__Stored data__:

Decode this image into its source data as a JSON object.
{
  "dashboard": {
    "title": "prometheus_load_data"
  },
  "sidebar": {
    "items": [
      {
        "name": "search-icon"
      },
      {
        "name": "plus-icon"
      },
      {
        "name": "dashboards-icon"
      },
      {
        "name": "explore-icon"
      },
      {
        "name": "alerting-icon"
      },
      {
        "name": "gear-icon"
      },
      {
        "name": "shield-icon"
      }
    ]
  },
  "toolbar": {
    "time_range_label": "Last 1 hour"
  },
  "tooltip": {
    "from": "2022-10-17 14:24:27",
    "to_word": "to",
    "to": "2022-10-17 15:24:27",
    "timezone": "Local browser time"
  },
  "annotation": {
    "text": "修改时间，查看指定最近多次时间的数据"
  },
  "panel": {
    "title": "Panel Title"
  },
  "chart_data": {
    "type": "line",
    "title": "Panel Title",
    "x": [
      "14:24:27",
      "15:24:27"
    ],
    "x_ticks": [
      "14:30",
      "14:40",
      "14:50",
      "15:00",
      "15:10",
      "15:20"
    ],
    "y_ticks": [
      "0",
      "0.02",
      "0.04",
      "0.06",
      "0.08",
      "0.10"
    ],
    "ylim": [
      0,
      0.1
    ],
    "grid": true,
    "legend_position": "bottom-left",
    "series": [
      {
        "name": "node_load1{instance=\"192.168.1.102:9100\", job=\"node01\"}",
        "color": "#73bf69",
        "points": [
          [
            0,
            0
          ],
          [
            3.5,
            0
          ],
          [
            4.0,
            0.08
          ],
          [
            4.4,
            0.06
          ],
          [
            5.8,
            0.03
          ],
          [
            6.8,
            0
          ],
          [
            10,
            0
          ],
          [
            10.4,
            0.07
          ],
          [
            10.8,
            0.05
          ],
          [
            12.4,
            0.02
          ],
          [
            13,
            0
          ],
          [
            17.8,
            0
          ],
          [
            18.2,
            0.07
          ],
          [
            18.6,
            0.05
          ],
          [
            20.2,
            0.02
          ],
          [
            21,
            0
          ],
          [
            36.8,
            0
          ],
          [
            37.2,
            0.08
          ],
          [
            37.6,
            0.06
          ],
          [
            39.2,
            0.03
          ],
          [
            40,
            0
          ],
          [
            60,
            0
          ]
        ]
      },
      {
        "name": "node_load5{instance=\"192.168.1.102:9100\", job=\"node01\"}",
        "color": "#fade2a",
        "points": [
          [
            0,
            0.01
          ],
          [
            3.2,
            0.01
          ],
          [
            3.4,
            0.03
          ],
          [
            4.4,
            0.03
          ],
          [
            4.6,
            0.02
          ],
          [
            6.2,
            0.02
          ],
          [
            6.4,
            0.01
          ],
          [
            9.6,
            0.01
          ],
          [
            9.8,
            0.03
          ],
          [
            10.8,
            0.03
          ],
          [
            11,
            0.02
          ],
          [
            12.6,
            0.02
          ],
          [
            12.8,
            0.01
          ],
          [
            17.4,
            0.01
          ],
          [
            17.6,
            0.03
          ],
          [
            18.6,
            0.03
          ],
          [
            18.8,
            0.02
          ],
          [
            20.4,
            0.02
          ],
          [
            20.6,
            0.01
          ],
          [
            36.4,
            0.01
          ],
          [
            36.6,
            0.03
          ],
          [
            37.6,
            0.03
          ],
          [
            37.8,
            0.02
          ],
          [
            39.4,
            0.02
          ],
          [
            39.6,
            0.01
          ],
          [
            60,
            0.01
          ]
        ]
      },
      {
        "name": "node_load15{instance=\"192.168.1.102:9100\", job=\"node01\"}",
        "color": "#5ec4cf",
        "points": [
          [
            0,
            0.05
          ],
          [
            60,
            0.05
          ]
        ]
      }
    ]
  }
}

==

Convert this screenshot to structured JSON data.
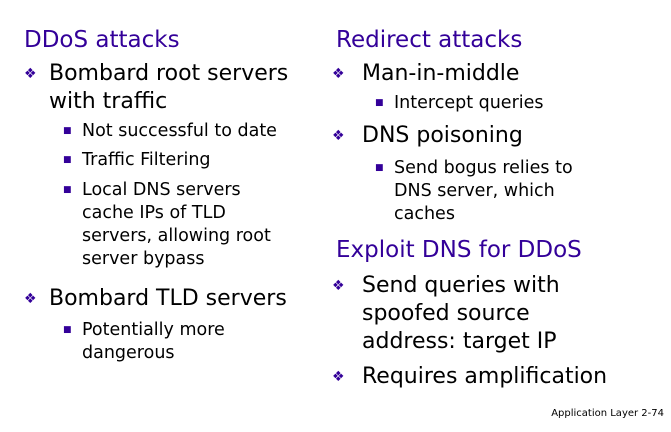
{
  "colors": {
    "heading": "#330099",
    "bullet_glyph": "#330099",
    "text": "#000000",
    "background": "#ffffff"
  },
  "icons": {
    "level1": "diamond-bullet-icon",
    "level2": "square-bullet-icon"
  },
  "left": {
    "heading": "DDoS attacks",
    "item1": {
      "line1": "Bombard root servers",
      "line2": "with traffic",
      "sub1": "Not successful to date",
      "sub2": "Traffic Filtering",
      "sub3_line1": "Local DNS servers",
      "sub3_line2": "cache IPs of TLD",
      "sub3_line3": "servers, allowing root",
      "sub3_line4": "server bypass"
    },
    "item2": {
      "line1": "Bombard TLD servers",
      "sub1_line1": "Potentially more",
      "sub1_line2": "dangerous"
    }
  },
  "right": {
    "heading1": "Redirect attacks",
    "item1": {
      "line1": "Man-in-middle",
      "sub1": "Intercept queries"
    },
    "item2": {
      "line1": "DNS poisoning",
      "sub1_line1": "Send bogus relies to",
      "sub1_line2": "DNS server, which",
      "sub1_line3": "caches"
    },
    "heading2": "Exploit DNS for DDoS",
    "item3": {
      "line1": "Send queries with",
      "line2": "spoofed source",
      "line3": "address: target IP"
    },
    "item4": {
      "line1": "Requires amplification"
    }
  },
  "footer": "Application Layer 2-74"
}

__What is being asked__: Gather every line from the listing above in which the word "instance" appears.

__Written answer__:
        "name": "node_load1{instance=\"192.168.1.102:9100\", job=\"node01\"}",
        "name": "node_load5{instance=\"192.168.1.102:9100\", job=\"node01\"}",
        "name": "node_load15{instance=\"192.168.1.102:9100\", job=\"node01\"}",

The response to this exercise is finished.